## Data tied to figure images
--------------------------------------------------

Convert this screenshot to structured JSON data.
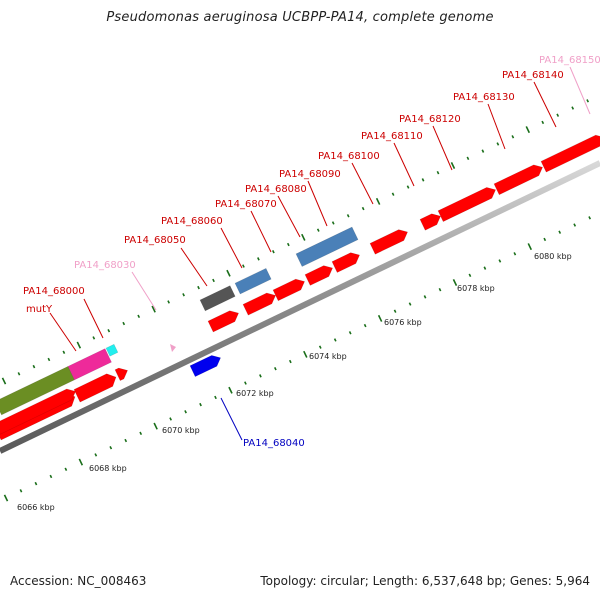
{
  "title": "Pseudomonas aeruginosa UCBPP-PA14, complete genome",
  "footer": {
    "accession": "Accession: NC_008463",
    "summary": "Topology: circular; Length: 6,537,648 bp; Genes: 5,964"
  },
  "colors": {
    "red": "#ff0000",
    "pink_label": "#f0a0c8",
    "blue_label": "#0000c0",
    "tick_green": "#1a6e1a",
    "gray_gene": "#555555",
    "steelblue_gene": "#4a80b8",
    "blue_gene": "#0000ee",
    "olive_gene": "#6b8e23",
    "magenta_gene": "#ee2a9a",
    "cyan_gene": "#22eeee"
  },
  "kbp_ticks": [
    "6066 kbp",
    "6068 kbp",
    "6070 kbp",
    "6072 kbp",
    "6074 kbp",
    "6076 kbp",
    "6078 kbp",
    "6080 kbp"
  ],
  "gene_labels": [
    {
      "id": "PA14_68000",
      "text": "PA14_68000",
      "color": "#cc0000"
    },
    {
      "id": "mutY",
      "text": "mutY",
      "color": "#cc0000"
    },
    {
      "id": "PA14_68030",
      "text": "PA14_68030",
      "color": "#f0a0c8"
    },
    {
      "id": "PA14_68050",
      "text": "PA14_68050",
      "color": "#cc0000"
    },
    {
      "id": "PA14_68060",
      "text": "PA14_68060",
      "color": "#cc0000"
    },
    {
      "id": "PA14_68070",
      "text": "PA14_68070",
      "color": "#cc0000"
    },
    {
      "id": "PA14_68080",
      "text": "PA14_68080",
      "color": "#cc0000"
    },
    {
      "id": "PA14_68090",
      "text": "PA14_68090",
      "color": "#cc0000"
    },
    {
      "id": "PA14_68100",
      "text": "PA14_68100",
      "color": "#cc0000"
    },
    {
      "id": "PA14_68110",
      "text": "PA14_68110",
      "color": "#cc0000"
    },
    {
      "id": "PA14_68120",
      "text": "PA14_68120",
      "color": "#cc0000"
    },
    {
      "id": "PA14_68130",
      "text": "PA14_68130",
      "color": "#cc0000"
    },
    {
      "id": "PA14_68140",
      "text": "PA14_68140",
      "color": "#cc0000"
    },
    {
      "id": "PA14_68150",
      "text": "PA14_68150",
      "color": "#f0a0c8"
    },
    {
      "id": "PA14_68040",
      "text": "PA14_68040",
      "color": "#0000c0"
    }
  ]
}
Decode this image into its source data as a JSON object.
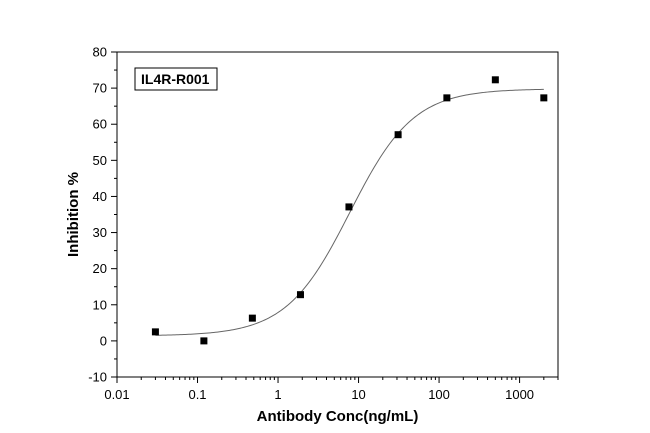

--------------------------------------------------

## Work to complete
Using the records above, copy each line that contains "JSON".

## Exercise solution
Convert this screenshot to structured JSON data.
Decode this image into its source data as a JSON object.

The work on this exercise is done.